Records from a data collection
*-*-*

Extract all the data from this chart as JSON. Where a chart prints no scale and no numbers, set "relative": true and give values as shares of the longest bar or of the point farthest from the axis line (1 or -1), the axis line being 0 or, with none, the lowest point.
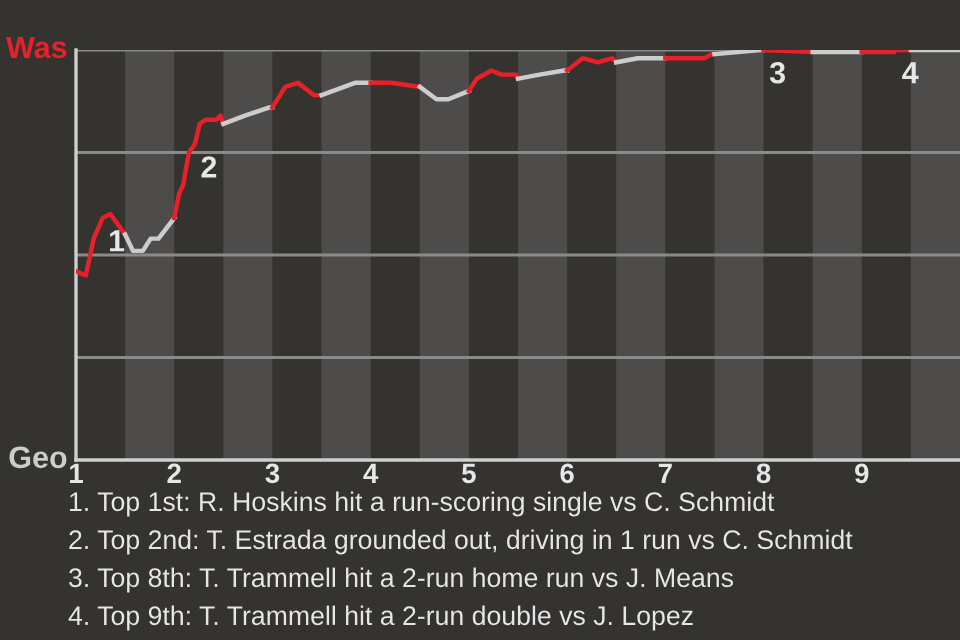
{
  "chart_data": {
    "type": "line",
    "relative": true,
    "xlim": [
      1,
      10
    ],
    "xticks": [
      1,
      2,
      3,
      4,
      5,
      6,
      7,
      8,
      9
    ],
    "series": [
      {
        "color": "#e8202a",
        "x": [
          1.0,
          1.1,
          1.18,
          1.27,
          1.35,
          1.5
        ],
        "values": [
          0.46,
          0.45,
          0.54,
          0.59,
          0.6,
          0.55
        ]
      },
      {
        "color": "#cccccc",
        "x": [
          1.5,
          1.58,
          1.68,
          1.76,
          1.84,
          2.0
        ],
        "values": [
          0.55,
          0.51,
          0.51,
          0.54,
          0.54,
          0.59
        ]
      },
      {
        "color": "#e8202a",
        "x": [
          2.0,
          2.05,
          2.09,
          2.15,
          2.21,
          2.26,
          2.32,
          2.43,
          2.47,
          2.5
        ],
        "values": [
          0.59,
          0.65,
          0.67,
          0.75,
          0.77,
          0.82,
          0.83,
          0.83,
          0.84,
          0.82
        ]
      },
      {
        "color": "#cccccc",
        "x": [
          2.5,
          2.72,
          2.97,
          3.0
        ],
        "values": [
          0.82,
          0.84,
          0.86,
          0.86
        ]
      },
      {
        "color": "#e8202a",
        "x": [
          3.0,
          3.13,
          3.26,
          3.42,
          3.5
        ],
        "values": [
          0.86,
          0.91,
          0.92,
          0.89,
          0.89
        ]
      },
      {
        "color": "#cccccc",
        "x": [
          3.5,
          3.84,
          4.0
        ],
        "values": [
          0.89,
          0.92,
          0.92
        ]
      },
      {
        "color": "#e8202a",
        "x": [
          4.0,
          4.21,
          4.5
        ],
        "values": [
          0.92,
          0.92,
          0.91
        ]
      },
      {
        "color": "#cccccc",
        "x": [
          4.5,
          4.67,
          4.79,
          5.0
        ],
        "values": [
          0.91,
          0.88,
          0.88,
          0.9
        ]
      },
      {
        "color": "#e8202a",
        "x": [
          5.0,
          5.08,
          5.23,
          5.33,
          5.48,
          5.5
        ],
        "values": [
          0.9,
          0.93,
          0.95,
          0.94,
          0.94,
          0.93
        ]
      },
      {
        "color": "#cccccc",
        "x": [
          5.5,
          5.72,
          5.97,
          6.0
        ],
        "values": [
          0.93,
          0.94,
          0.95,
          0.95
        ]
      },
      {
        "color": "#e8202a",
        "x": [
          6.0,
          6.16,
          6.31,
          6.46,
          6.5
        ],
        "values": [
          0.95,
          0.98,
          0.97,
          0.98,
          0.97
        ]
      },
      {
        "color": "#cccccc",
        "x": [
          6.5,
          6.72,
          7.0
        ],
        "values": [
          0.97,
          0.98,
          0.98
        ]
      },
      {
        "color": "#e8202a",
        "x": [
          7.0,
          7.4,
          7.47,
          7.5
        ],
        "values": [
          0.98,
          0.98,
          0.99,
          0.99
        ]
      },
      {
        "color": "#cccccc",
        "x": [
          7.5,
          7.97,
          8.0
        ],
        "values": [
          0.99,
          1.0,
          1.0
        ]
      },
      {
        "color": "#e8202a",
        "x": [
          8.0,
          8.5
        ],
        "values": [
          1.0,
          0.995
        ]
      },
      {
        "color": "#cccccc",
        "x": [
          8.5,
          9.0
        ],
        "values": [
          0.995,
          0.995
        ]
      },
      {
        "color": "#e8202a",
        "x": [
          9.0,
          9.33,
          9.35,
          9.5
        ],
        "values": [
          0.995,
          0.995,
          1.0,
          1.0
        ]
      },
      {
        "color": "#cccccc",
        "x": [
          9.5,
          10.0
        ],
        "values": [
          1.0,
          1.0
        ]
      }
    ],
    "bands": [
      {
        "axis": "x",
        "from": 1.5,
        "to": 2,
        "color": "#4d4c4a"
      },
      {
        "axis": "x",
        "from": 2.5,
        "to": 3,
        "color": "#4d4c4a"
      },
      {
        "axis": "x",
        "from": 3.5,
        "to": 4,
        "color": "#4d4c4a"
      },
      {
        "axis": "x",
        "from": 4.5,
        "to": 5,
        "color": "#4d4c4a"
      },
      {
        "axis": "x",
        "from": 5.5,
        "to": 6,
        "color": "#4d4c4a"
      },
      {
        "axis": "x",
        "from": 6.5,
        "to": 7,
        "color": "#4d4c4a"
      },
      {
        "axis": "x",
        "from": 7.5,
        "to": 8,
        "color": "#4d4c4a"
      },
      {
        "axis": "x",
        "from": 8.5,
        "to": 9,
        "color": "#4d4c4a"
      },
      {
        "axis": "x",
        "from": 9.5,
        "to": 10,
        "color": "#4d4c4a"
      }
    ],
    "ref_lines": [
      {
        "axis": "y",
        "value": 0.25,
        "color": "#8a8a8a"
      },
      {
        "axis": "y",
        "value": 0.5,
        "color": "#8a8a8a"
      },
      {
        "axis": "y",
        "value": 0.75,
        "color": "#8a8a8a"
      },
      {
        "axis": "y",
        "value": 1.0,
        "color": "#8a8a8a"
      }
    ],
    "annotations": [
      "Was",
      "Geo",
      {
        "text": "1",
        "x": 1.27,
        "y": 0.59
      },
      {
        "text": "2",
        "x": 2.21,
        "y": 0.77
      },
      {
        "text": "3",
        "x": 8.0,
        "y": 1.0
      },
      {
        "text": "4",
        "x": 9.35,
        "y": 1.0
      },
      "1. Top 1st: R. Hoskins hit a run-scoring single vs C. Schmidt",
      "2. Top 2nd: T. Estrada grounded out, driving in 1 run vs C. Schmidt",
      "3. Top 8th: T. Trammell hit a 2-run home run vs J. Means",
      "4. Top 9th: T. Trammell hit a 2-run double vs J. Lopez"
    ],
    "grid": false,
    "legend": false,
    "marker": "none",
    "line_style": "solid"
  }
}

*-*-*

Exercise prompt:
Repeat the records above exactly, omitting every picture.

The output:
Extract all the data from this chart as JSON. Where a chart prints no scale and no numbers, set "relative": true and give values as shares of the longest bar or of the point farthest from the axis line (1 or -1), the axis line being 0 or, with none, the lowest point.
{
  "chart_data": {
    "type": "line",
    "relative": true,
    "xlim": [
      1,
      10
    ],
    "xticks": [
      1,
      2,
      3,
      4,
      5,
      6,
      7,
      8,
      9
    ],
    "series": [
      {
        "color": "#e8202a",
        "x": [
          1.0,
          1.1,
          1.18,
          1.27,
          1.35,
          1.5
        ],
        "values": [
          0.46,
          0.45,
          0.54,
          0.59,
          0.6,
          0.55
        ]
      },
      {
        "color": "#cccccc",
        "x": [
          1.5,
          1.58,
          1.68,
          1.76,
          1.84,
          2.0
        ],
        "values": [
          0.55,
          0.51,
          0.51,
          0.54,
          0.54,
          0.59
        ]
      },
      {
        "color": "#e8202a",
        "x": [
          2.0,
          2.05,
          2.09,
          2.15,
          2.21,
          2.26,
          2.32,
          2.43,
          2.47,
          2.5
        ],
        "values": [
          0.59,
          0.65,
          0.67,
          0.75,
          0.77,
          0.82,
          0.83,
          0.83,
          0.84,
          0.82
        ]
      },
      {
        "color": "#cccccc",
        "x": [
          2.5,
          2.72,
          2.97,
          3.0
        ],
        "values": [
          0.82,
          0.84,
          0.86,
          0.86
        ]
      },
      {
        "color": "#e8202a",
        "x": [
          3.0,
          3.13,
          3.26,
          3.42,
          3.5
        ],
        "values": [
          0.86,
          0.91,
          0.92,
          0.89,
          0.89
        ]
      },
      {
        "color": "#cccccc",
        "x": [
          3.5,
          3.84,
          4.0
        ],
        "values": [
          0.89,
          0.92,
          0.92
        ]
      },
      {
        "color": "#e8202a",
        "x": [
          4.0,
          4.21,
          4.5
        ],
        "values": [
          0.92,
          0.92,
          0.91
        ]
      },
      {
        "color": "#cccccc",
        "x": [
          4.5,
          4.67,
          4.79,
          5.0
        ],
        "values": [
          0.91,
          0.88,
          0.88,
          0.9
        ]
      },
      {
        "color": "#e8202a",
        "x": [
          5.0,
          5.08,
          5.23,
          5.33,
          5.48,
          5.5
        ],
        "values": [
          0.9,
          0.93,
          0.95,
          0.94,
          0.94,
          0.93
        ]
      },
      {
        "color": "#cccccc",
        "x": [
          5.5,
          5.72,
          5.97,
          6.0
        ],
        "values": [
          0.93,
          0.94,
          0.95,
          0.95
        ]
      },
      {
        "color": "#e8202a",
        "x": [
          6.0,
          6.16,
          6.31,
          6.46,
          6.5
        ],
        "values": [
          0.95,
          0.98,
          0.97,
          0.98,
          0.97
        ]
      },
      {
        "color": "#cccccc",
        "x": [
          6.5,
          6.72,
          7.0
        ],
        "values": [
          0.97,
          0.98,
          0.98
        ]
      },
      {
        "color": "#e8202a",
        "x": [
          7.0,
          7.4,
          7.47,
          7.5
        ],
        "values": [
          0.98,
          0.98,
          0.99,
          0.99
        ]
      },
      {
        "color": "#cccccc",
        "x": [
          7.5,
          7.97,
          8.0
        ],
        "values": [
          0.99,
          1.0,
          1.0
        ]
      },
      {
        "color": "#e8202a",
        "x": [
          8.0,
          8.5
        ],
        "values": [
          1.0,
          0.995
        ]
      },
      {
        "color": "#cccccc",
        "x": [
          8.5,
          9.0
        ],
        "values": [
          0.995,
          0.995
        ]
      },
      {
        "color": "#e8202a",
        "x": [
          9.0,
          9.33,
          9.35,
          9.5
        ],
        "values": [
          0.995,
          0.995,
          1.0,
          1.0
        ]
      },
      {
        "color": "#cccccc",
        "x": [
          9.5,
          10.0
        ],
        "values": [
          1.0,
          1.0
        ]
      }
    ],
    "bands": [
      {
        "axis": "x",
        "from": 1.5,
        "to": 2,
        "color": "#4d4c4a"
      },
      {
        "axis": "x",
        "from": 2.5,
        "to": 3,
        "color": "#4d4c4a"
      },
      {
        "axis": "x",
        "from": 3.5,
        "to": 4,
        "color": "#4d4c4a"
      },
      {
        "axis": "x",
        "from": 4.5,
        "to": 5,
        "color": "#4d4c4a"
      },
      {
        "axis": "x",
        "from": 5.5,
        "to": 6,
        "color": "#4d4c4a"
      },
      {
        "axis": "x",
        "from": 6.5,
        "to": 7,
        "color": "#4d4c4a"
      },
      {
        "axis": "x",
        "from": 7.5,
        "to": 8,
        "color": "#4d4c4a"
      },
      {
        "axis": "x",
        "from": 8.5,
        "to": 9,
        "color": "#4d4c4a"
      },
      {
        "axis": "x",
        "from": 9.5,
        "to": 10,
        "color": "#4d4c4a"
      }
    ],
    "ref_lines": [
      {
        "axis": "y",
        "value": 0.25,
        "color": "#8a8a8a"
      },
      {
        "axis": "y",
        "value": 0.5,
        "color": "#8a8a8a"
      },
      {
        "axis": "y",
        "value": 0.75,
        "color": "#8a8a8a"
      },
      {
        "axis": "y",
        "value": 1.0,
        "color": "#8a8a8a"
      }
    ],
    "annotations": [
      "Was",
      "Geo",
      {
        "text": "1",
        "x": 1.27,
        "y": 0.59
      },
      {
        "text": "2",
        "x": 2.21,
        "y": 0.77
      },
      {
        "text": "3",
        "x": 8.0,
        "y": 1.0
      },
      {
        "text": "4",
        "x": 9.35,
        "y": 1.0
      },
      "1. Top 1st: R. Hoskins hit a run-scoring single vs C. Schmidt",
      "2. Top 2nd: T. Estrada grounded out, driving in 1 run vs C. Schmidt",
      "3. Top 8th: T. Trammell hit a 2-run home run vs J. Means",
      "4. Top 9th: T. Trammell hit a 2-run double vs J. Lopez"
    ],
    "grid": false,
    "legend": false,
    "marker": "none",
    "line_style": "solid"
  }
}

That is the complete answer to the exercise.